> **EXERCISE REQUIREMENTS**
What do the lines from the one containing "Serialize everything readable" through the end of the entries say? Quote them exactly, and only them.
======== INFORMATION PROVIDED
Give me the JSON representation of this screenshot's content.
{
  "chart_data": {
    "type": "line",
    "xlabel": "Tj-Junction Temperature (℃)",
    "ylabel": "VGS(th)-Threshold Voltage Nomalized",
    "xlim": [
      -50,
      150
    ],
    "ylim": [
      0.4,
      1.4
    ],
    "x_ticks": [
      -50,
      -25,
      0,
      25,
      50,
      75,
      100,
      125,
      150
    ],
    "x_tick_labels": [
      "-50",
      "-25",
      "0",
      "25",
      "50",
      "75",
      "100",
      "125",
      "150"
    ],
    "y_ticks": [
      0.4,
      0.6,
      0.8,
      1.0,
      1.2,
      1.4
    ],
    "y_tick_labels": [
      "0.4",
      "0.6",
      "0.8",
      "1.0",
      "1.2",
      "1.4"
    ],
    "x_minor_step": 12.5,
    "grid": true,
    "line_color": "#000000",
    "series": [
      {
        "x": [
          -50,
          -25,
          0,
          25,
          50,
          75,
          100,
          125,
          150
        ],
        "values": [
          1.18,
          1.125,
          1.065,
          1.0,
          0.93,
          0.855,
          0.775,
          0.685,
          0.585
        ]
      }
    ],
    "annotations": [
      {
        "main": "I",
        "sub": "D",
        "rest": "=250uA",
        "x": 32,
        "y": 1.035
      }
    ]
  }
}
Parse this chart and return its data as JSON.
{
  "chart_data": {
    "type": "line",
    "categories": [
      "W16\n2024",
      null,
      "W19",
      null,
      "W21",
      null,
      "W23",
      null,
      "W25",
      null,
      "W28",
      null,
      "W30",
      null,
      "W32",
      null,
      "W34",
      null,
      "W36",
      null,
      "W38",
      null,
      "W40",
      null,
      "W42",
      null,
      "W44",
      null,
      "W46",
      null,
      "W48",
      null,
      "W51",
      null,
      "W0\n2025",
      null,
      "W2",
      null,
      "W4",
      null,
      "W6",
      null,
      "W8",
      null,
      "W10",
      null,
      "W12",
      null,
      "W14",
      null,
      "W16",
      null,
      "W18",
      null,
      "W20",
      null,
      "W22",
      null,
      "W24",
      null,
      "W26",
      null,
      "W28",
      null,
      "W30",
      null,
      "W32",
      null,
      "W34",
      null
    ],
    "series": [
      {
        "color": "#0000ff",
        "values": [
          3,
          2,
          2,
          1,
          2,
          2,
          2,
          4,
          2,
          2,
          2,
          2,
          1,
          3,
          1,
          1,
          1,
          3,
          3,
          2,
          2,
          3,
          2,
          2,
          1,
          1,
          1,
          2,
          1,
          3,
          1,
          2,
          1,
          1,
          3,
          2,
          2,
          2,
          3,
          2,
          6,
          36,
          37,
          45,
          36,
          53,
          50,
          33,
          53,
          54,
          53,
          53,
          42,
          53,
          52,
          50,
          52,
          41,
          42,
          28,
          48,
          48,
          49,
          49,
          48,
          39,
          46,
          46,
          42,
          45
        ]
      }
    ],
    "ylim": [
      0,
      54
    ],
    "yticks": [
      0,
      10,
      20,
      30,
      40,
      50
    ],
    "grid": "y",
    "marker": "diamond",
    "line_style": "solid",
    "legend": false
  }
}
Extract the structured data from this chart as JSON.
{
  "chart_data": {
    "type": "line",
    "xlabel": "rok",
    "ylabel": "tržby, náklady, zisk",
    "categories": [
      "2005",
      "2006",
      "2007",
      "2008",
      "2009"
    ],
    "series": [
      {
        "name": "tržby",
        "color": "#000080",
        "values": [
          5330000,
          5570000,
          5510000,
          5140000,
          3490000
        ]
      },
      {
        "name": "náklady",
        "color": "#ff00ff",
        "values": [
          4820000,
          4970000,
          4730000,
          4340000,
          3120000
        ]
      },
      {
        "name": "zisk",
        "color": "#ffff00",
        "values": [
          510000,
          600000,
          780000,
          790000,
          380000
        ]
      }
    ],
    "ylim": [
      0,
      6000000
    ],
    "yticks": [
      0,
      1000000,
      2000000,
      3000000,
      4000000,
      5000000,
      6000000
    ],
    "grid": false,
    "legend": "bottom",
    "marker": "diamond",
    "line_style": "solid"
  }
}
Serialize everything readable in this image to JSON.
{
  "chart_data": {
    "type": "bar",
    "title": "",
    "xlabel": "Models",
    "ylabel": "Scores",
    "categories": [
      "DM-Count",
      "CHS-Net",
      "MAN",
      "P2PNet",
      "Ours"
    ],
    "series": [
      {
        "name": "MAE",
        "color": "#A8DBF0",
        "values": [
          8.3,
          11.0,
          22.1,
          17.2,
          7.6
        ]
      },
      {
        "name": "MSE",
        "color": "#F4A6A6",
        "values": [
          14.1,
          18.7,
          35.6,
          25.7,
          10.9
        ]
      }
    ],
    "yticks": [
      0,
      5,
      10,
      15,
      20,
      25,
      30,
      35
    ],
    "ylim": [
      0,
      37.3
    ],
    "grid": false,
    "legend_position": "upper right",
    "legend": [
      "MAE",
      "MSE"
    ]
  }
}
================
> **WRITTEN ANSWER**
Serialize everything readable in this image to JSON.
{
  "chart_data": {
    "type": "bar",
    "title": "",
    "xlabel": "Models",
    "ylabel": "Scores",
    "categories": [
      "DM-Count",
      "CHS-Net",
      "MAN",
      "P2PNet",
      "Ours"
    ],
    "series": [
      {
        "name": "MAE",
        "color": "#A8DBF0",
        "values": [
          8.3,
          11.0,
          22.1,
          17.2,
          7.6
        ]
      },
      {
        "name": "MSE",
        "color": "#F4A6A6",
        "values": [
          14.1,
          18.7,
          35.6,
          25.7,
          10.9
        ]
      }
    ],
    "yticks": [
      0,
      5,
      10,
      15,
      20,
      25,
      30,
      35
    ],
    "ylim": [
      0,
      37.3
    ],
    "grid": false,
    "legend_position": "upper right",
    "legend": [
      "MAE",
      "MSE"
    ]
  }
}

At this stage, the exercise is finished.